**Exercise details**:
Print all records exactly, leaving nothing out.
--------------------------------------------------
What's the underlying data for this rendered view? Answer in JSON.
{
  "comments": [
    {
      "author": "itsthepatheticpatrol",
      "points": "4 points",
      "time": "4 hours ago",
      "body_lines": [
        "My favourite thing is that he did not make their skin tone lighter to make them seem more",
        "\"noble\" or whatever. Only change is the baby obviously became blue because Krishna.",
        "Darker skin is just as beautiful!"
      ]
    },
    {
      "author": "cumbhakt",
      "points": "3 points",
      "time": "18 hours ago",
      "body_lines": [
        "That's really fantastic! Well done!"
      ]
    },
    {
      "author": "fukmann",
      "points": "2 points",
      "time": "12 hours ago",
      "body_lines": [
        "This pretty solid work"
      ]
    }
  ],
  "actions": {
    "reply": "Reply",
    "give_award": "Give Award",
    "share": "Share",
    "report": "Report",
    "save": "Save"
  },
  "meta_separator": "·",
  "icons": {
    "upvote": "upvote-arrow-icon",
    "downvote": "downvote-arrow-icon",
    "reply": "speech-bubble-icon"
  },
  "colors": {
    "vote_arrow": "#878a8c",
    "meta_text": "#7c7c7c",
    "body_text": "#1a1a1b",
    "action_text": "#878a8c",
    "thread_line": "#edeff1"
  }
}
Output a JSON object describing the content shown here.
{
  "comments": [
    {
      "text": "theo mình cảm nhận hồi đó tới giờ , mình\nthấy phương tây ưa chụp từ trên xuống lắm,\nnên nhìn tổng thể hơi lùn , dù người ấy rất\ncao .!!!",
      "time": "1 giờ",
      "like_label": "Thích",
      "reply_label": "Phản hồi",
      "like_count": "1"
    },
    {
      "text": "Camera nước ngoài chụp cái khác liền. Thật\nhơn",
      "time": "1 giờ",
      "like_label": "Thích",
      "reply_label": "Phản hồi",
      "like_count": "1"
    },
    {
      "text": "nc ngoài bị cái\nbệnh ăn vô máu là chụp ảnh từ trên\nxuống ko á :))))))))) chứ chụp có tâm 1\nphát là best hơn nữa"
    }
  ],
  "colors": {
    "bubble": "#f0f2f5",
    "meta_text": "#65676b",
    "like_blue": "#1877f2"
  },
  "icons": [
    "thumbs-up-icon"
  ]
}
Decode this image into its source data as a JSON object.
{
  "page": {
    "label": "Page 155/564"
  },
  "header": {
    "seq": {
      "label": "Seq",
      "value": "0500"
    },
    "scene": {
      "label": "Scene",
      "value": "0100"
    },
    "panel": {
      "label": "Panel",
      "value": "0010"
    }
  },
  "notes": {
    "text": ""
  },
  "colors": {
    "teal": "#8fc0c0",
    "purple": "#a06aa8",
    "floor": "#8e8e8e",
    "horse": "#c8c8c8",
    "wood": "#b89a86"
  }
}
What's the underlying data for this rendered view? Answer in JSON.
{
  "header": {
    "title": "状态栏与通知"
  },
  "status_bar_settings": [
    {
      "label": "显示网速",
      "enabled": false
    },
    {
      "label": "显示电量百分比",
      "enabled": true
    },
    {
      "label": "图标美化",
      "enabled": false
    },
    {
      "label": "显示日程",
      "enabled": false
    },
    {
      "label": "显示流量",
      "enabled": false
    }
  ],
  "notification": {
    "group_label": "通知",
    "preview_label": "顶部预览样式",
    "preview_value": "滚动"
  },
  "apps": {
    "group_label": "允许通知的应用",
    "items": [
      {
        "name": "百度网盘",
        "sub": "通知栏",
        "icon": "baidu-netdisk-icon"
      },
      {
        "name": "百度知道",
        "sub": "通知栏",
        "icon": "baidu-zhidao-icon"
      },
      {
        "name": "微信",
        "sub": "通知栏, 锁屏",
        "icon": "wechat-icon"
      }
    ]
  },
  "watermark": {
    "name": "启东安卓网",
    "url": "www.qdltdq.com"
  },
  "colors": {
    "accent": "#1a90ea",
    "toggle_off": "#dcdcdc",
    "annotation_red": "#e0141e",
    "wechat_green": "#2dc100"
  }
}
--------------------------------------------------
**Result for this task**:
What's the underlying data for this rendered view? Answer in JSON.
{
  "comments": [
    {
      "author": "itsthepatheticpatrol",
      "points": "4 points",
      "time": "4 hours ago",
      "body_lines": [
        "My favourite thing is that he did not make their skin tone lighter to make them seem more",
        "\"noble\" or whatever. Only change is the baby obviously became blue because Krishna.",
        "Darker skin is just as beautiful!"
      ]
    },
    {
      "author": "cumbhakt",
      "points": "3 points",
      "time": "18 hours ago",
      "body_lines": [
        "That's really fantastic! Well done!"
      ]
    },
    {
      "author": "fukmann",
      "points": "2 points",
      "time": "12 hours ago",
      "body_lines": [
        "This pretty solid work"
      ]
    }
  ],
  "actions": {
    "reply": "Reply",
    "give_award": "Give Award",
    "share": "Share",
    "report": "Report",
    "save": "Save"
  },
  "meta_separator": "·",
  "icons": {
    "upvote": "upvote-arrow-icon",
    "downvote": "downvote-arrow-icon",
    "reply": "speech-bubble-icon"
  },
  "colors": {
    "vote_arrow": "#878a8c",
    "meta_text": "#7c7c7c",
    "body_text": "#1a1a1b",
    "action_text": "#878a8c",
    "thread_line": "#edeff1"
  }
}
Output a JSON object describing the content shown here.
{
  "comments": [
    {
      "text": "theo mình cảm nhận hồi đó tới giờ , mình\nthấy phương tây ưa chụp từ trên xuống lắm,\nnên nhìn tổng thể hơi lùn , dù người ấy rất\ncao .!!!",
      "time": "1 giờ",
      "like_label": "Thích",
      "reply_label": "Phản hồi",
      "like_count": "1"
    },
    {
      "text": "Camera nước ngoài chụp cái khác liền. Thật\nhơn",
      "time": "1 giờ",
      "like_label": "Thích",
      "reply_label": "Phản hồi",
      "like_count": "1"
    },
    {
      "text": "nc ngoài bị cái\nbệnh ăn vô máu là chụp ảnh từ trên\nxuống ko á :))))))))) chứ chụp có tâm 1\nphát là best hơn nữa"
    }
  ],
  "colors": {
    "bubble": "#f0f2f5",
    "meta_text": "#65676b",
    "like_blue": "#1877f2"
  },
  "icons": [
    "thumbs-up-icon"
  ]
}
Decode this image into its source data as a JSON object.
{
  "page": {
    "label": "Page 155/564"
  },
  "header": {
    "seq": {
      "label": "Seq",
      "value": "0500"
    },
    "scene": {
      "label": "Scene",
      "value": "0100"
    },
    "panel": {
      "label": "Panel",
      "value": "0010"
    }
  },
  "notes": {
    "text": ""
  },
  "colors": {
    "teal": "#8fc0c0",
    "purple": "#a06aa8",
    "floor": "#8e8e8e",
    "horse": "#c8c8c8",
    "wood": "#b89a86"
  }
}
What's the underlying data for this rendered view? Answer in JSON.
{
  "header": {
    "title": "状态栏与通知"
  },
  "status_bar_settings": [
    {
      "label": "显示网速",
      "enabled": false
    },
    {
      "label": "显示电量百分比",
      "enabled": true
    },
    {
      "label": "图标美化",
      "enabled": false
    },
    {
      "label": "显示日程",
      "enabled": false
    },
    {
      "label": "显示流量",
      "enabled": false
    }
  ],
  "notification": {
    "group_label": "通知",
    "preview_label": "顶部预览样式",
    "preview_value": "滚动"
  },
  "apps": {
    "group_label": "允许通知的应用",
    "items": [
      {
        "name": "百度网盘",
        "sub": "通知栏",
        "icon": "baidu-netdisk-icon"
      },
      {
        "name": "百度知道",
        "sub": "通知栏",
        "icon": "baidu-zhidao-icon"
      },
      {
        "name": "微信",
        "sub": "通知栏, 锁屏",
        "icon": "wechat-icon"
      }
    ]
  },
  "watermark": {
    "name": "启东安卓网",
    "url": "www.qdltdq.com"
  },
  "colors": {
    "accent": "#1a90ea",
    "toggle_off": "#dcdcdc",
    "annotation_red": "#e0141e",
    "wechat_green": "#2dc100"
  }
}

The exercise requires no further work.